SET EXERCISE
Would you transcribe the listing that follows, character for character, and omit its images?

EXERCISE DATA
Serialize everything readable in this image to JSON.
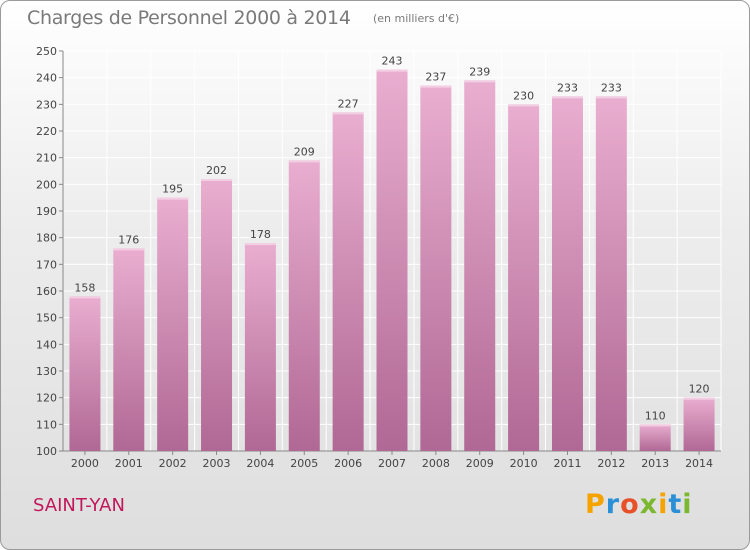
{
  "title": "Charges de Personnel 2000 à 2014",
  "subtitle": "(en milliers d'€)",
  "commune": "SAINT-YAN",
  "logo": {
    "letters": [
      {
        "ch": "P",
        "color": "#f4a300"
      },
      {
        "ch": "r",
        "color": "#2a8fd6"
      },
      {
        "ch": "o",
        "color": "#e8502a"
      },
      {
        "ch": "x",
        "color": "#7cb82f"
      },
      {
        "ch": "i",
        "color": "#f4a300"
      },
      {
        "ch": "t",
        "color": "#2a8fd6"
      },
      {
        "ch": "i",
        "color": "#7cb82f"
      }
    ]
  },
  "colors": {
    "bar_top": "#e9aed0",
    "bar_bottom": "#b06894",
    "title": "#7a7a7a",
    "commune": "#c2185b",
    "grid": "#ffffff"
  },
  "chart_data": {
    "type": "bar",
    "categories": [
      "2000",
      "2001",
      "2002",
      "2003",
      "2004",
      "2005",
      "2006",
      "2007",
      "2008",
      "2009",
      "2010",
      "2011",
      "2012",
      "2013",
      "2014"
    ],
    "values": [
      158,
      176,
      195,
      202,
      178,
      209,
      227,
      243,
      237,
      239,
      230,
      233,
      233,
      110,
      120
    ],
    "ylim": [
      100,
      250
    ],
    "yticks": [
      100,
      110,
      120,
      130,
      140,
      150,
      160,
      170,
      180,
      190,
      200,
      210,
      220,
      230,
      240,
      250
    ],
    "grid": true,
    "show_value_labels": true
  }
}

SOLVED PROBLEM
Serialize everything readable in this image to JSON.
{
  "title": "Charges de Personnel 2000 à 2014",
  "subtitle": "(en milliers d'€)",
  "commune": "SAINT-YAN",
  "logo": {
    "letters": [
      {
        "ch": "P",
        "color": "#f4a300"
      },
      {
        "ch": "r",
        "color": "#2a8fd6"
      },
      {
        "ch": "o",
        "color": "#e8502a"
      },
      {
        "ch": "x",
        "color": "#7cb82f"
      },
      {
        "ch": "i",
        "color": "#f4a300"
      },
      {
        "ch": "t",
        "color": "#2a8fd6"
      },
      {
        "ch": "i",
        "color": "#7cb82f"
      }
    ]
  },
  "colors": {
    "bar_top": "#e9aed0",
    "bar_bottom": "#b06894",
    "title": "#7a7a7a",
    "commune": "#c2185b",
    "grid": "#ffffff"
  },
  "chart_data": {
    "type": "bar",
    "categories": [
      "2000",
      "2001",
      "2002",
      "2003",
      "2004",
      "2005",
      "2006",
      "2007",
      "2008",
      "2009",
      "2010",
      "2011",
      "2012",
      "2013",
      "2014"
    ],
    "values": [
      158,
      176,
      195,
      202,
      178,
      209,
      227,
      243,
      237,
      239,
      230,
      233,
      233,
      110,
      120
    ],
    "ylim": [
      100,
      250
    ],
    "yticks": [
      100,
      110,
      120,
      130,
      140,
      150,
      160,
      170,
      180,
      190,
      200,
      210,
      220,
      230,
      240,
      250
    ],
    "grid": true,
    "show_value_labels": true
  }
}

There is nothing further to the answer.